_Your instructions_.
Copy each line below that includes "ratio".

+++ The data

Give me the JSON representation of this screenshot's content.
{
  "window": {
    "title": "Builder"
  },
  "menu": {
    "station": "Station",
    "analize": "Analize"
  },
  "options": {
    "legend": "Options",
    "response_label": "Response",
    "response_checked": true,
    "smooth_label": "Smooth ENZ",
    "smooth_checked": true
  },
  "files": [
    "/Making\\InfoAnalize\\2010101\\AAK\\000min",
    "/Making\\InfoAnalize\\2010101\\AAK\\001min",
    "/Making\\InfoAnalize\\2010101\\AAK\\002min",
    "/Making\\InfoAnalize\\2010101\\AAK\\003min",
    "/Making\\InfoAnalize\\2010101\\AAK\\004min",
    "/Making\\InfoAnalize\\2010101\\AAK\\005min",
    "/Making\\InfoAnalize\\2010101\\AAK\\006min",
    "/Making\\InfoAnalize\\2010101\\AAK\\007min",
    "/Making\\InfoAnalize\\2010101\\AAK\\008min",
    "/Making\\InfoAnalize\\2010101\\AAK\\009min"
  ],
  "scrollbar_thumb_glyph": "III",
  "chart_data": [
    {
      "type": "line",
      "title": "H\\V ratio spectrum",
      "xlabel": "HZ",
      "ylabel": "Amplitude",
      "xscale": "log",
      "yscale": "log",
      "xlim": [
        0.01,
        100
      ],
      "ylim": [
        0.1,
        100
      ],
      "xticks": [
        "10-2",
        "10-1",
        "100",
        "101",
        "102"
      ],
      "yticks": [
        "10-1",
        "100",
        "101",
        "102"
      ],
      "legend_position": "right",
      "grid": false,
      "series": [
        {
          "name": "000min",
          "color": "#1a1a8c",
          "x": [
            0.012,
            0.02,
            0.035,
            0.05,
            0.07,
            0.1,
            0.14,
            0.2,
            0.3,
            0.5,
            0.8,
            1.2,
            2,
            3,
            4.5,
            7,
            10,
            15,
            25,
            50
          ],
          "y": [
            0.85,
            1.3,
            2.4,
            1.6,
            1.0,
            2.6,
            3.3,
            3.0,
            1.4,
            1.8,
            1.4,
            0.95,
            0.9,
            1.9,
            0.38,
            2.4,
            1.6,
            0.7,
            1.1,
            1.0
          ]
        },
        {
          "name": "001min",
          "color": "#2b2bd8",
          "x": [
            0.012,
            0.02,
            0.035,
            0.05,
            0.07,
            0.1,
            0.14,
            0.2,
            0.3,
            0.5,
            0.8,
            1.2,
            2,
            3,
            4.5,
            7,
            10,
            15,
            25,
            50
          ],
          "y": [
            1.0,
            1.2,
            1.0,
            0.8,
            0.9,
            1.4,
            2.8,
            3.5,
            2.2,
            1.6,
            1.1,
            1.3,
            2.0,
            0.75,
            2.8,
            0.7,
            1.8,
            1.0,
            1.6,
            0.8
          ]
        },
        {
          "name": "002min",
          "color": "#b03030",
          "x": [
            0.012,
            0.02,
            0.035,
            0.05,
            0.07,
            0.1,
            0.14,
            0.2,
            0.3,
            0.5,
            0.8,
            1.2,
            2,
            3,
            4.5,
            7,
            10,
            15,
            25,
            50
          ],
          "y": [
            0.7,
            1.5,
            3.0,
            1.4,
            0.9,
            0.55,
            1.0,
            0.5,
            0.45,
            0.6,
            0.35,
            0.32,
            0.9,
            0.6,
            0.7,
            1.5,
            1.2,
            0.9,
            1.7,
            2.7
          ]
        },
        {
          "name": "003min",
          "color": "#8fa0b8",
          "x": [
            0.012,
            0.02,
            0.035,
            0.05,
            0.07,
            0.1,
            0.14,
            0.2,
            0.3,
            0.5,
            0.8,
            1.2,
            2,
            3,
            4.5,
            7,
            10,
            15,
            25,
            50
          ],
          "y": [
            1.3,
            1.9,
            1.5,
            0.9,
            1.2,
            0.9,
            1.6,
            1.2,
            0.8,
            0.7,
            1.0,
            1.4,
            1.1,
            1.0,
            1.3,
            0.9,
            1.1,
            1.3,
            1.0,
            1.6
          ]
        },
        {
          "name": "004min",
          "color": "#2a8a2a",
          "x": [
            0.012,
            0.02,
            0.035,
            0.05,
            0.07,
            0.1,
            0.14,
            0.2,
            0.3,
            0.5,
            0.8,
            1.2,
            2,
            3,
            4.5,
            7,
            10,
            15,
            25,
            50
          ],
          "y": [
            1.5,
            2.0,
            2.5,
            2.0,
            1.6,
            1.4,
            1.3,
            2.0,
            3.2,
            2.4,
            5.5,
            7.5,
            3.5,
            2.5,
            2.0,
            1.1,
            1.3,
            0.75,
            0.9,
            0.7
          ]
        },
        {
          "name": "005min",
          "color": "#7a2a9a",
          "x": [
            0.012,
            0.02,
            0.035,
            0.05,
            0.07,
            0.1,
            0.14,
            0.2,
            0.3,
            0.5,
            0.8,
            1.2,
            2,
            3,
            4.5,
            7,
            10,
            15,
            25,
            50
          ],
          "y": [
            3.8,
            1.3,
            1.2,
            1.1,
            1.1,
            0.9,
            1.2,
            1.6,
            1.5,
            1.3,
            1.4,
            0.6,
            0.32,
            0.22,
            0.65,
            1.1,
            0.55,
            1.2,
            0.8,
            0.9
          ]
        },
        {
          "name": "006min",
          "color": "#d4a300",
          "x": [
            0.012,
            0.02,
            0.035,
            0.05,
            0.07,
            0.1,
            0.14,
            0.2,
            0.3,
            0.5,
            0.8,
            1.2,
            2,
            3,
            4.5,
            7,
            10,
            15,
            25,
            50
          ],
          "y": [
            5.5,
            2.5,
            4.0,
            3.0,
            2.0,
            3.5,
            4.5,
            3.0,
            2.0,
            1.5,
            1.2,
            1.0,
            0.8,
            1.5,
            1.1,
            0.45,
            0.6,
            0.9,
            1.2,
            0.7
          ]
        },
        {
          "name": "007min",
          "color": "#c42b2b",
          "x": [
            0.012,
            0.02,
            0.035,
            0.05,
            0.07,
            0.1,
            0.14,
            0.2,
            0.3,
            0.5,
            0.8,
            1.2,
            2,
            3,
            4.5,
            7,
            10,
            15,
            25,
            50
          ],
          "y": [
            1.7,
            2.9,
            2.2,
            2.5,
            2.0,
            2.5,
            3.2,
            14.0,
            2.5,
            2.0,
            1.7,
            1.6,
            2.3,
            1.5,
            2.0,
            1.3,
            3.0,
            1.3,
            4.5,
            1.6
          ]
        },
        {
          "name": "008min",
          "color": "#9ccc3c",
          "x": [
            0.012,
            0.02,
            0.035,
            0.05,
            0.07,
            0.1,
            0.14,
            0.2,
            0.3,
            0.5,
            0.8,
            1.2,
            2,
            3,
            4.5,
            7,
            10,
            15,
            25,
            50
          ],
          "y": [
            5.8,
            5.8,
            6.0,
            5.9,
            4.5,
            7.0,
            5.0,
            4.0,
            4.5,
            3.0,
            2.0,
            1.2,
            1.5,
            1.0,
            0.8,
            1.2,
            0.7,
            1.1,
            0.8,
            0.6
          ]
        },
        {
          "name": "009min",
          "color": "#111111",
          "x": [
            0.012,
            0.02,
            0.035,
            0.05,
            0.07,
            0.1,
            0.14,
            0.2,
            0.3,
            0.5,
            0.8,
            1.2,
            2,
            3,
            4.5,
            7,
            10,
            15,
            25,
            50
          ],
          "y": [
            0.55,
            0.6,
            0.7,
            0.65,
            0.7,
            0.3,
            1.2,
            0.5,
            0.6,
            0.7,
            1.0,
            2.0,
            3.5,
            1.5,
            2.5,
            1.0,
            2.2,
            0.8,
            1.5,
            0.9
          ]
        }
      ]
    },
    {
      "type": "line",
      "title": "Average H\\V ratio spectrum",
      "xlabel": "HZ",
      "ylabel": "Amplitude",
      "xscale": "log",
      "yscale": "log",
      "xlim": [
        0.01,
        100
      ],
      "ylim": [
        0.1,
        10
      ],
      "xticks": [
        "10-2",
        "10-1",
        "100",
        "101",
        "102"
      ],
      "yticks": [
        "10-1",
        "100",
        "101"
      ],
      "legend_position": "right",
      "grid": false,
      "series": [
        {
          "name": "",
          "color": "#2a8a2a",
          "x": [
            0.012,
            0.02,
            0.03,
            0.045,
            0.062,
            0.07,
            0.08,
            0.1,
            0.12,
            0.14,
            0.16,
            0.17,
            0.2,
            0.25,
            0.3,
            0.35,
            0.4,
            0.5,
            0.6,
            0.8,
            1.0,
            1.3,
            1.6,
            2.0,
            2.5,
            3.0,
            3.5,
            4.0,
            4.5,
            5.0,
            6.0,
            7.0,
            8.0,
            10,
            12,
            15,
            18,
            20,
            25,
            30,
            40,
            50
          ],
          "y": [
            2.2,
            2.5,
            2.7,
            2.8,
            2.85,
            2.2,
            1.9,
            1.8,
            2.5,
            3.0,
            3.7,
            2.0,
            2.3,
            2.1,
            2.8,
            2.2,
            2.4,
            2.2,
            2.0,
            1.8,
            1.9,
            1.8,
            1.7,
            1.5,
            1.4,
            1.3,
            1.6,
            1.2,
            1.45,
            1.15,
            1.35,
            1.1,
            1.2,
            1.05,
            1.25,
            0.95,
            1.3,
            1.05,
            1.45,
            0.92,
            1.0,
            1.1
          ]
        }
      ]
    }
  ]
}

++++++

_Full answer_.
      "title": "H\\V ratio spectrum",
      "title": "Average H\\V ratio spectrum",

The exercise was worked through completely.